* TASK TO COMPLETE
Please retype the following passage on building and testing the DAISY app word for word.

* PASSAGE
The settings screen of DAISY on the right side the live preview.

The app should follow the MVVM architecture hence we prepared the screens and our interface variables before implementing them in a Jamboard.

MVVM -Concept By Ugaya40 - Own-work, CC BY-SA 3.0, https://commons.wikimedia.org/w/index.php?curid=19056842

MVVM interface variables

Overview of the actual MVVM files

🧪 Test

We started with a self-test - we locally installed the app on our phones to test out new features. We could then test the new implementations of each other and regarding the usability I could easily gather direct feedback from Lukas when he could not figure out how I created the user journey.


After the direct personal tests, we did external testing with our friends and family. We used the Apple platform TestFlight for this task because we could easily send invitation to our friends, they could install the app on their device and give us feedback via a screenshot service provided by TestFlight. This was very helpful because we also recognized any app crashes.

(Document structure recognition data)
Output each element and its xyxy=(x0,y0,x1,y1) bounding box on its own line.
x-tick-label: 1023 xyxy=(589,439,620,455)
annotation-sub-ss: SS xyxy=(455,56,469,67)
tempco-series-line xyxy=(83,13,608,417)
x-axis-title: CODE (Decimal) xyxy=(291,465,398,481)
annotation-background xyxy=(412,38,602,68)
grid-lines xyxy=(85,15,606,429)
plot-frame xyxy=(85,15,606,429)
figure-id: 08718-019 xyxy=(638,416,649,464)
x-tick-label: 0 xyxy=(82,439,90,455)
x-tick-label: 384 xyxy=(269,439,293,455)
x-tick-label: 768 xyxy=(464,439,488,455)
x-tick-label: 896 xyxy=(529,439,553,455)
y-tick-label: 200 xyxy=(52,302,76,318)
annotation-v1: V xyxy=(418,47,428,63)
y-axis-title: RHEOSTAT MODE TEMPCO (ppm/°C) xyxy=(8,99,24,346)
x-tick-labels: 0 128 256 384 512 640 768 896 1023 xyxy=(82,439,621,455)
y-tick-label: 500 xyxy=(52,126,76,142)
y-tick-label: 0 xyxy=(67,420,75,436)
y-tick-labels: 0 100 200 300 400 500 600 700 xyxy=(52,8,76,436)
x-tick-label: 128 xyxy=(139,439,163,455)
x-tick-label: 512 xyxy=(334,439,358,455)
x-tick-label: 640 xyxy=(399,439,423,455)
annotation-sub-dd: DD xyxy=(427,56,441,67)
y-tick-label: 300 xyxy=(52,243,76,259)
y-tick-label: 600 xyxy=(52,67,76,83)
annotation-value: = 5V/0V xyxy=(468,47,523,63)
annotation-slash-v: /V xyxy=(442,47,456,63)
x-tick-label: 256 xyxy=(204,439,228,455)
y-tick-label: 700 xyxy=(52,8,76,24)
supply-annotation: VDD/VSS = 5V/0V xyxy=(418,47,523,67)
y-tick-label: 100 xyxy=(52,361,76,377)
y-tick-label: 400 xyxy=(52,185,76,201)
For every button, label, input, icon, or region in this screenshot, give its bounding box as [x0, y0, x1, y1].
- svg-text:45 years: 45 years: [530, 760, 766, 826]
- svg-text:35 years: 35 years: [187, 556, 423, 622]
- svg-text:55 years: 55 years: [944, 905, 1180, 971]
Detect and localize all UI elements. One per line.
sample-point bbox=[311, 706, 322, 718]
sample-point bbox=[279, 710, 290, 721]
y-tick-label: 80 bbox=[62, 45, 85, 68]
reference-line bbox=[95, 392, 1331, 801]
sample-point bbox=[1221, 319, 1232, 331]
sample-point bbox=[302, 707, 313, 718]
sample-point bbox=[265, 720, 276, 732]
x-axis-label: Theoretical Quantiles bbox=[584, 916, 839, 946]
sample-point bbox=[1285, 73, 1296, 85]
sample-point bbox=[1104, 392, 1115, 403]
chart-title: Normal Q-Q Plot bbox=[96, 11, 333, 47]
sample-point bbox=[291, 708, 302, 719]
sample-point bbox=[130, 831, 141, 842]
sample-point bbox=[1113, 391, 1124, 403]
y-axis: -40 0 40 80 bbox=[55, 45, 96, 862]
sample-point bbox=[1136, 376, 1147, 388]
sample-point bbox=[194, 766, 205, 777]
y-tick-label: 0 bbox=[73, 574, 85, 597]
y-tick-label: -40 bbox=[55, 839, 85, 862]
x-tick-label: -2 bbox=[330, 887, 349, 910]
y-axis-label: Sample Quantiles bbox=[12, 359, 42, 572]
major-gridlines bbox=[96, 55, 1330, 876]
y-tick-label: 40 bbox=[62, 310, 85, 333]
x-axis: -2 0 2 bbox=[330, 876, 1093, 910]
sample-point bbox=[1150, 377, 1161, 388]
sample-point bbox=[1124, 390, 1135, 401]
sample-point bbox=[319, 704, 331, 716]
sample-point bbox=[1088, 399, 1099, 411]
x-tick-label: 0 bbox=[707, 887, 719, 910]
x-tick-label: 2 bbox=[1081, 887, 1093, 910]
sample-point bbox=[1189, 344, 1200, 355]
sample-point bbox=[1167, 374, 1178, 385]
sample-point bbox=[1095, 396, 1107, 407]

* ANSWER BELOW
The settings screen of DAISY on the right side the live preview.

The app should follow the MVVM architecture hence we prepared the screens and our interface variables before implementing them in a Jamboard.

MVVM -Concept By Ugaya40 - Own-work, CC BY-SA 3.0, https://commons.wikimedia.org/w/index.php?curid=19056842

MVVM interface variables

Overview of the actual MVVM files

🧪 Test

We started with a self-test - we locally installed the app on our phones to test out new features. We could then test the new implementations of each other and regarding the usability I could easily gather direct feedback from Lukas when he could not figure out how I created the user journey.


After the direct personal tests, we did external testing with our friends and family. We used the Apple platform TestFlight for this task because we could easily send invitation to our friends, they could install the app on their device and give us feedback via a screenshot service provided by TestFlight. This was very helpful because we also recognized any app crashes.